STATED EXERCISE
From the listing below, extract every line containing "Coopérative".

Stored data entries
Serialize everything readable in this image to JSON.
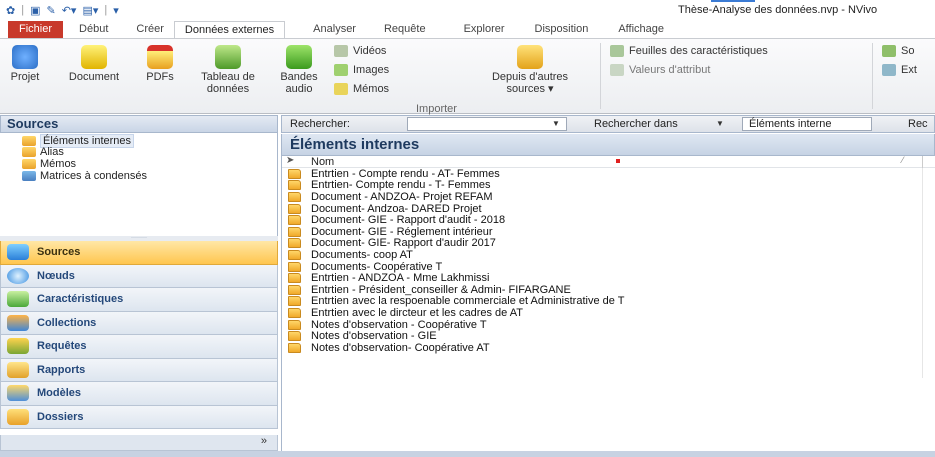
{
  "window": {
    "title": "Thèse-Analyse des données.nvp - NVivo"
  },
  "ribbon_tabs": [
    "Fichier",
    "Début",
    "Créer",
    "Données externes",
    "Analyser",
    "Requête",
    "Explorer",
    "Disposition",
    "Affichage"
  ],
  "ribbon": {
    "projet": "Projet",
    "document": "Document",
    "pdfs": "PDFs",
    "tableau_line1": "Tableau de",
    "tableau_line2": "données",
    "bandes_line1": "Bandes",
    "bandes_line2": "audio",
    "videos": "Vidéos",
    "images": "Images",
    "memos": "Mémos",
    "depuis_line1": "Depuis d'autres",
    "depuis_line2": "sources ▾",
    "group_importer": "Importer",
    "feuilles": "Feuilles des caractéristiques",
    "valeurs": "Valeurs d'attribut",
    "cut_so": "So",
    "cut_ext": "Ext"
  },
  "left_pane": {
    "header": "Sources",
    "tree": [
      "Éléments internes",
      "Alias",
      "Mémos",
      "Matrices à condensés"
    ],
    "nav": [
      "Sources",
      "Nœuds",
      "Caractéristiques",
      "Collections",
      "Requêtes",
      "Rapports",
      "Modèles",
      "Dossiers"
    ],
    "footer_glyph": "»"
  },
  "searchbar": {
    "rechercher_label": "Rechercher:",
    "rechercher_dans_label": "Rechercher dans",
    "scope_value": "Éléments interne",
    "cut_label": "Rec"
  },
  "content": {
    "title": "Éléments internes",
    "column_name": "Nom",
    "items": [
      "Entrtien - Compte rendu - AT- Femmes",
      "Entrtien- Compte rendu - T- Femmes",
      "Document - ANDZOA- Projet  REFAM",
      "Document- Andzoa- DARED Projet",
      "Document- GIE - Rapport d'audit - 2018",
      "Document- GIE - Réglement intérieur",
      "Document- GIE- Rapport d'audir 2017",
      "Documents- coop AT",
      "Documents- Coopérative T",
      "Entrtien - ANDZOA - Mme Lakhmissi",
      "Entrtien - Président_conseiller & Admin- FIFARGANE",
      "Entrtien avec la respoenable commerciale et Administrative de T",
      "Entrtien avec le dircteur et les cadres de AT",
      "Notes d'observation - Coopérative T",
      "Notes d'observation - GIE",
      "Notes d'observation- Coopérative AT"
    ]
  }
}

ANSWER FOR THE TASK
      "Documents- Coopérative T",
      "Notes d'observation - Coopérative T",
      "Notes d'observation- Coopérative AT"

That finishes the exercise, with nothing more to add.